**Exercise description:**
Can you copy out every one of the following lines word for word, with nothing changed?

**Data to use:**
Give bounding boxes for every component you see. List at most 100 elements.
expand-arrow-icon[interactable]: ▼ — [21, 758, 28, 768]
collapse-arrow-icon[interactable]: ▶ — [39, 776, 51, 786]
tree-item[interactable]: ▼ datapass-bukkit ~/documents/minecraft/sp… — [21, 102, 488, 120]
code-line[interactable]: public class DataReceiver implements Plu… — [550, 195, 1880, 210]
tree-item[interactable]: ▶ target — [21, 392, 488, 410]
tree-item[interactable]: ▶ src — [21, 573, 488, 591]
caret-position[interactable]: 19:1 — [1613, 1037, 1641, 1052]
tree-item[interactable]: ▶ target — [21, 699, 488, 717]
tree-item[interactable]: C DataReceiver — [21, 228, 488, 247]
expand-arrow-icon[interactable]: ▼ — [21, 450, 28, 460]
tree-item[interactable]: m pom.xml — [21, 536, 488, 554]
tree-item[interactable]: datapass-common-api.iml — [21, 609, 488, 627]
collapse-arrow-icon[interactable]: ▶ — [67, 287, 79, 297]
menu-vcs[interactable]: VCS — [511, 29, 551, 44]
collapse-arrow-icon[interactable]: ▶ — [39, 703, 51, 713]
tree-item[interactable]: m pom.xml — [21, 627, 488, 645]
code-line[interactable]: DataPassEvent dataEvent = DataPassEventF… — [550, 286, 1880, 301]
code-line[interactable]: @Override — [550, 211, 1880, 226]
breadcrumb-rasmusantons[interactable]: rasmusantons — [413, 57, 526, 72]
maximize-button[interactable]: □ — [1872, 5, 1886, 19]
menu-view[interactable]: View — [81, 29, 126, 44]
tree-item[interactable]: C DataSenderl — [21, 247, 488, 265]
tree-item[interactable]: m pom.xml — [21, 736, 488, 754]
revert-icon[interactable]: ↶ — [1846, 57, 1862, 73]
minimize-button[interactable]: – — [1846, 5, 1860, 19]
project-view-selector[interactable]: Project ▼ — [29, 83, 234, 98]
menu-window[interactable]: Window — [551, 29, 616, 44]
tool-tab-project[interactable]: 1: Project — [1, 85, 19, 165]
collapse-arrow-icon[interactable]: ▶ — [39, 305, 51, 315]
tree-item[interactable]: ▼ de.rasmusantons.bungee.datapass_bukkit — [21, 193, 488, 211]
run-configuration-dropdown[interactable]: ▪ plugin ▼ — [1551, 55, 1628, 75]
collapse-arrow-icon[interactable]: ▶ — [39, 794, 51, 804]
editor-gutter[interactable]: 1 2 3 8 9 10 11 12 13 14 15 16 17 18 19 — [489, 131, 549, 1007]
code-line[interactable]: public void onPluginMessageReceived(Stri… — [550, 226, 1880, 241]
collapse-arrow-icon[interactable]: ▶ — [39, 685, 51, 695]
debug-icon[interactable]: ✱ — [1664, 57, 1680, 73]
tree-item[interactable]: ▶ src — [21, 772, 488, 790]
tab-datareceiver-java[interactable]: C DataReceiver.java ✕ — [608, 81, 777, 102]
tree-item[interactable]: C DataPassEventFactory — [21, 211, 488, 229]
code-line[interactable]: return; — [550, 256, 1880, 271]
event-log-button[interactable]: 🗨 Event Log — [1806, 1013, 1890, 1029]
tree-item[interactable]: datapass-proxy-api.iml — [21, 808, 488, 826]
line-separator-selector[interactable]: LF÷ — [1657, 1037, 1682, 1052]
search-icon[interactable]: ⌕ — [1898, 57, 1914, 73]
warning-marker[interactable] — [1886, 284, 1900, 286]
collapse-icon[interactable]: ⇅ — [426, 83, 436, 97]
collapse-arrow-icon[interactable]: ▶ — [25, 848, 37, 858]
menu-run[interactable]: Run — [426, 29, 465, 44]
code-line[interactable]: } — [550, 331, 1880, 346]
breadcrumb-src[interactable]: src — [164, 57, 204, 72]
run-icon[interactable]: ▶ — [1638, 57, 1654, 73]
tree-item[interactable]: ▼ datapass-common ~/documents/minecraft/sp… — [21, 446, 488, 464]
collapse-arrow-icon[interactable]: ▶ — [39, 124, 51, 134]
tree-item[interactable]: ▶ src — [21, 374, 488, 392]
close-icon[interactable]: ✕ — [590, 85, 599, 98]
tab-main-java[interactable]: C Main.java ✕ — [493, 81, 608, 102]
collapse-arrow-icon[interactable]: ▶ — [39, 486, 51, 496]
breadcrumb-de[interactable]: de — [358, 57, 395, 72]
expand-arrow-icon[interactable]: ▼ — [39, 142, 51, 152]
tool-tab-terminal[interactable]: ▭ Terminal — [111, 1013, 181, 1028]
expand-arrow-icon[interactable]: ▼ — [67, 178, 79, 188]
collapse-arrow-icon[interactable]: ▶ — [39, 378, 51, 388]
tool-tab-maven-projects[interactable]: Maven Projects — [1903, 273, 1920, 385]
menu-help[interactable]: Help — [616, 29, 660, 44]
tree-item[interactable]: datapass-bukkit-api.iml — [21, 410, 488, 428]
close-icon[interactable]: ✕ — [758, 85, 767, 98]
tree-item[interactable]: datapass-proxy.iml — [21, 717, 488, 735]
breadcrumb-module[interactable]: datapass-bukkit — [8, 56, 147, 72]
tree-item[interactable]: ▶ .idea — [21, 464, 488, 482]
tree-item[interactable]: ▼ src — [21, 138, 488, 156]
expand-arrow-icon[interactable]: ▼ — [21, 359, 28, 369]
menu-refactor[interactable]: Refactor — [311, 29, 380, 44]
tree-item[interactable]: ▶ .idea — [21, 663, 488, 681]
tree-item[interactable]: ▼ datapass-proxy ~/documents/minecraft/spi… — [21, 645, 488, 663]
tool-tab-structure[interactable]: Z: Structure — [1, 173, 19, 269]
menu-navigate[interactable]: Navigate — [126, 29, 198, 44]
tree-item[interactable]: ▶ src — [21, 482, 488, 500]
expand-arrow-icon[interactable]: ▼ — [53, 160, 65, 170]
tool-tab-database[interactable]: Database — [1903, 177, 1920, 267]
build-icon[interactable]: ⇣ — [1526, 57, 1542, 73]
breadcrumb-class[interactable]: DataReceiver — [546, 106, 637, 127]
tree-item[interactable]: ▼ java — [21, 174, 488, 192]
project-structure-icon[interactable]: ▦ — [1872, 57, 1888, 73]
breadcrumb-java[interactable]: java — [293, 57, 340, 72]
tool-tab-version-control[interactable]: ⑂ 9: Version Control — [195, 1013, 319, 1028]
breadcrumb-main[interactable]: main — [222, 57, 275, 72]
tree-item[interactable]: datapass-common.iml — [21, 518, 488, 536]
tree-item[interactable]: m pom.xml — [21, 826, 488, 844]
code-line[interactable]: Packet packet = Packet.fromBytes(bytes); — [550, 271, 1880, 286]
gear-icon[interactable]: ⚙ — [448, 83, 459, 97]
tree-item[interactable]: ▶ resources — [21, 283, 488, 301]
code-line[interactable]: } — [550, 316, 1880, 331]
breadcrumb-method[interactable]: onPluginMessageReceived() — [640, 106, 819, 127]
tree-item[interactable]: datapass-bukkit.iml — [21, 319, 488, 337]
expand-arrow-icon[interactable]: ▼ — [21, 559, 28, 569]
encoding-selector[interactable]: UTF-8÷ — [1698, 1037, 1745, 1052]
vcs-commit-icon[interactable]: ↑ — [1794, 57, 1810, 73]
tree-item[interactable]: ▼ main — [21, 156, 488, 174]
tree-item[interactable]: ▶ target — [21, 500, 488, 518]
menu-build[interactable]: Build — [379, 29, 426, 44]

**Solution for this task:**
Give bounding boxes for every component you see. List at most 100 elements.
expand-arrow-icon[interactable]: ▼ — [21, 758, 28, 768]
collapse-arrow-icon[interactable]: ▶ — [39, 776, 51, 786]
tree-item[interactable]: ▼ datapass-bukkit ~/documents/minecraft/sp… — [21, 102, 488, 120]
code-line[interactable]: public class DataReceiver implements Plu… — [550, 195, 1880, 210]
tree-item[interactable]: ▶ target — [21, 392, 488, 410]
tree-item[interactable]: ▶ src — [21, 573, 488, 591]
caret-position[interactable]: 19:1 — [1613, 1037, 1641, 1052]
tree-item[interactable]: ▶ target — [21, 699, 488, 717]
tree-item[interactable]: C DataReceiver — [21, 228, 488, 247]
expand-arrow-icon[interactable]: ▼ — [21, 450, 28, 460]
tree-item[interactable]: m pom.xml — [21, 536, 488, 554]
tree-item[interactable]: datapass-common-api.iml — [21, 609, 488, 627]
collapse-arrow-icon[interactable]: ▶ — [67, 287, 79, 297]
menu-vcs[interactable]: VCS — [511, 29, 551, 44]
collapse-arrow-icon[interactable]: ▶ — [39, 703, 51, 713]
tree-item[interactable]: m pom.xml — [21, 627, 488, 645]
code-line[interactable]: DataPassEvent dataEvent = DataPassEventF… — [550, 286, 1880, 301]
code-line[interactable]: @Override — [550, 211, 1880, 226]
breadcrumb-rasmusantons[interactable]: rasmusantons — [413, 57, 526, 72]
maximize-button[interactable]: □ — [1872, 5, 1886, 19]
menu-view[interactable]: View — [81, 29, 126, 44]
tree-item[interactable]: C DataSenderl — [21, 247, 488, 265]
tree-item[interactable]: m pom.xml — [21, 736, 488, 754]
revert-icon[interactable]: ↶ — [1846, 57, 1862, 73]
minimize-button[interactable]: – — [1846, 5, 1860, 19]
project-view-selector[interactable]: Project ▼ — [29, 83, 234, 98]
menu-window[interactable]: Window — [551, 29, 616, 44]
tool-tab-project[interactable]: 1: Project — [1, 85, 19, 165]
collapse-arrow-icon[interactable]: ▶ — [39, 305, 51, 315]
tree-item[interactable]: ▼ de.rasmusantons.bungee.datapass_bukkit — [21, 193, 488, 211]
run-configuration-dropdown[interactable]: ▪ plugin ▼ — [1551, 55, 1628, 75]
collapse-arrow-icon[interactable]: ▶ — [39, 794, 51, 804]
editor-gutter[interactable]: 1 2 3 8 9 10 11 12 13 14 15 16 17 18 19 — [489, 131, 549, 1007]
code-line[interactable]: public void onPluginMessageReceived(Stri… — [550, 226, 1880, 241]
collapse-arrow-icon[interactable]: ▶ — [39, 685, 51, 695]
debug-icon[interactable]: ✱ — [1664, 57, 1680, 73]
tree-item[interactable]: ▶ src — [21, 772, 488, 790]
tab-datareceiver-java[interactable]: C DataReceiver.java ✕ — [608, 81, 777, 102]
tree-item[interactable]: C DataPassEventFactory — [21, 211, 488, 229]
code-line[interactable]: return; — [550, 256, 1880, 271]
event-log-button[interactable]: 🗨 Event Log — [1806, 1013, 1890, 1029]
tree-item[interactable]: datapass-proxy-api.iml — [21, 808, 488, 826]
line-separator-selector[interactable]: LF÷ — [1657, 1037, 1682, 1052]
search-icon[interactable]: ⌕ — [1898, 57, 1914, 73]
warning-marker[interactable] — [1886, 284, 1900, 286]
collapse-icon[interactable]: ⇅ — [426, 83, 436, 97]
collapse-arrow-icon[interactable]: ▶ — [25, 848, 37, 858]
menu-run[interactable]: Run — [426, 29, 465, 44]
code-line[interactable]: } — [550, 331, 1880, 346]
breadcrumb-src[interactable]: src — [164, 57, 204, 72]
run-icon[interactable]: ▶ — [1638, 57, 1654, 73]
tree-item[interactable]: ▼ datapass-common ~/documents/minecraft/sp… — [21, 446, 488, 464]
collapse-arrow-icon[interactable]: ▶ — [39, 124, 51, 134]
tree-item[interactable]: ▶ src — [21, 374, 488, 392]
close-icon[interactable]: ✕ — [590, 85, 599, 98]
tab-main-java[interactable]: C Main.java ✕ — [493, 81, 608, 102]
collapse-arrow-icon[interactable]: ▶ — [39, 486, 51, 496]
breadcrumb-de[interactable]: de — [358, 57, 395, 72]
expand-arrow-icon[interactable]: ▼ — [39, 142, 51, 152]
tool-tab-terminal[interactable]: ▭ Terminal — [111, 1013, 181, 1028]
expand-arrow-icon[interactable]: ▼ — [67, 178, 79, 188]
collapse-arrow-icon[interactable]: ▶ — [39, 378, 51, 388]
tool-tab-maven-projects[interactable]: Maven Projects — [1903, 273, 1920, 385]
menu-help[interactable]: Help — [616, 29, 660, 44]
tree-item[interactable]: datapass-bukkit-api.iml — [21, 410, 488, 428]
close-icon[interactable]: ✕ — [758, 85, 767, 98]
tree-item[interactable]: datapass-proxy.iml — [21, 717, 488, 735]
breadcrumb-module[interactable]: datapass-bukkit — [8, 56, 147, 72]
tree-item[interactable]: ▶ .idea — [21, 464, 488, 482]
tree-item[interactable]: ▼ src — [21, 138, 488, 156]
expand-arrow-icon[interactable]: ▼ — [21, 359, 28, 369]
menu-refactor[interactable]: Refactor — [311, 29, 380, 44]
tree-item[interactable]: ▶ .idea — [21, 663, 488, 681]
tree-item[interactable]: ▼ datapass-proxy ~/documents/minecraft/spi… — [21, 645, 488, 663]
tool-tab-structure[interactable]: Z: Structure — [1, 173, 19, 269]
menu-navigate[interactable]: Navigate — [126, 29, 198, 44]
tree-item[interactable]: ▶ src — [21, 482, 488, 500]
expand-arrow-icon[interactable]: ▼ — [53, 160, 65, 170]
tool-tab-database[interactable]: Database — [1903, 177, 1920, 267]
build-icon[interactable]: ⇣ — [1526, 57, 1542, 73]
breadcrumb-class[interactable]: DataReceiver — [546, 106, 637, 127]
tree-item[interactable]: ▼ java — [21, 174, 488, 192]
project-structure-icon[interactable]: ▦ — [1872, 57, 1888, 73]
breadcrumb-java[interactable]: java — [293, 57, 340, 72]
tool-tab-version-control[interactable]: ⑂ 9: Version Control — [195, 1013, 319, 1028]
breadcrumb-main[interactable]: main — [222, 57, 275, 72]
tree-item[interactable]: datapass-common.iml — [21, 518, 488, 536]
tree-item[interactable]: m pom.xml — [21, 826, 488, 844]
code-line[interactable]: Packet packet = Packet.fromBytes(bytes); — [550, 271, 1880, 286]
gear-icon[interactable]: ⚙ — [448, 83, 459, 97]
tree-item[interactable]: ▶ resources — [21, 283, 488, 301]
code-line[interactable]: } — [550, 316, 1880, 331]
breadcrumb-method[interactable]: onPluginMessageReceived() — [640, 106, 819, 127]
tree-item[interactable]: datapass-bukkit.iml — [21, 319, 488, 337]
expand-arrow-icon[interactable]: ▼ — [21, 559, 28, 569]
encoding-selector[interactable]: UTF-8÷ — [1698, 1037, 1745, 1052]
vcs-commit-icon[interactable]: ↑ — [1794, 57, 1810, 73]
tree-item[interactable]: ▼ main — [21, 156, 488, 174]
tree-item[interactable]: ▶ target — [21, 500, 488, 518]
menu-build[interactable]: Build — [379, 29, 426, 44]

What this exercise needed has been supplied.